- Short task
Find how many lines of the listing below include the word "Distribución", then report the number by itself.

--

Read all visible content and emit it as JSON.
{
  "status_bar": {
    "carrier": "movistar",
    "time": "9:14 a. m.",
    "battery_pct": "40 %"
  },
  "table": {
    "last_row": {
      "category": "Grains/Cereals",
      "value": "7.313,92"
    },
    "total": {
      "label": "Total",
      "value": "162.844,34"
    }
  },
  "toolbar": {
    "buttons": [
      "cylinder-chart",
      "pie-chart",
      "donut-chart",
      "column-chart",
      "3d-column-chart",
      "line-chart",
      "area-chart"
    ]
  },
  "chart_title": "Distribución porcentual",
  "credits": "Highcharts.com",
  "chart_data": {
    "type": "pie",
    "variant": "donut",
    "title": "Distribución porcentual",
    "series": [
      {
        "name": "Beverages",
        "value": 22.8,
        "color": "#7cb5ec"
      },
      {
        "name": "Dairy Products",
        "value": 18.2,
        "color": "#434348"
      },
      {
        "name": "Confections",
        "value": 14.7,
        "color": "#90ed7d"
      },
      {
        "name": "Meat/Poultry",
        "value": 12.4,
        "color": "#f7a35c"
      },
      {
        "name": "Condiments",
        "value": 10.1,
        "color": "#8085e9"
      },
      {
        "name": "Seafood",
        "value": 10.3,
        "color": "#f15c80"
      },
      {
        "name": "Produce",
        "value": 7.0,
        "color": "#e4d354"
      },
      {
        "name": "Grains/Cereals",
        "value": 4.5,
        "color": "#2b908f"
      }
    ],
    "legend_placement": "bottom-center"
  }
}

--

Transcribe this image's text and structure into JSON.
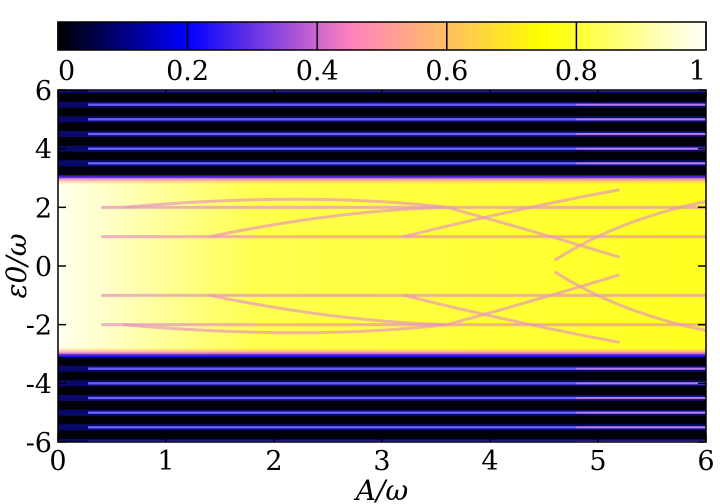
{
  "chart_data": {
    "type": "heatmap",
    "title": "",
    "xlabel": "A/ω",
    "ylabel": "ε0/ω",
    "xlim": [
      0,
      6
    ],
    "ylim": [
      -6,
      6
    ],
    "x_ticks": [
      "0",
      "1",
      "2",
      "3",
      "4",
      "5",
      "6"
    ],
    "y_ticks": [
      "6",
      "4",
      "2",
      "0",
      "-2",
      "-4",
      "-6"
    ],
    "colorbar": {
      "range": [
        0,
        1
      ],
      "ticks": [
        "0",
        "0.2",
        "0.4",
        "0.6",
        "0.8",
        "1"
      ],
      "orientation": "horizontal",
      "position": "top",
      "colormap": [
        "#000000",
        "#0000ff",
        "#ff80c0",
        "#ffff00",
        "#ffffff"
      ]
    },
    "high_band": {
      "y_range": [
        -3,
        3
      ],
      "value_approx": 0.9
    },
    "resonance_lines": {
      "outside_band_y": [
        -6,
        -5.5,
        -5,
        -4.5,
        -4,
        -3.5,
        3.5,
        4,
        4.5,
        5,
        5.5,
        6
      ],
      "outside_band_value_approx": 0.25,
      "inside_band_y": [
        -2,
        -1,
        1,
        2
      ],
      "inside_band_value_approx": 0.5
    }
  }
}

--

- Right answer
2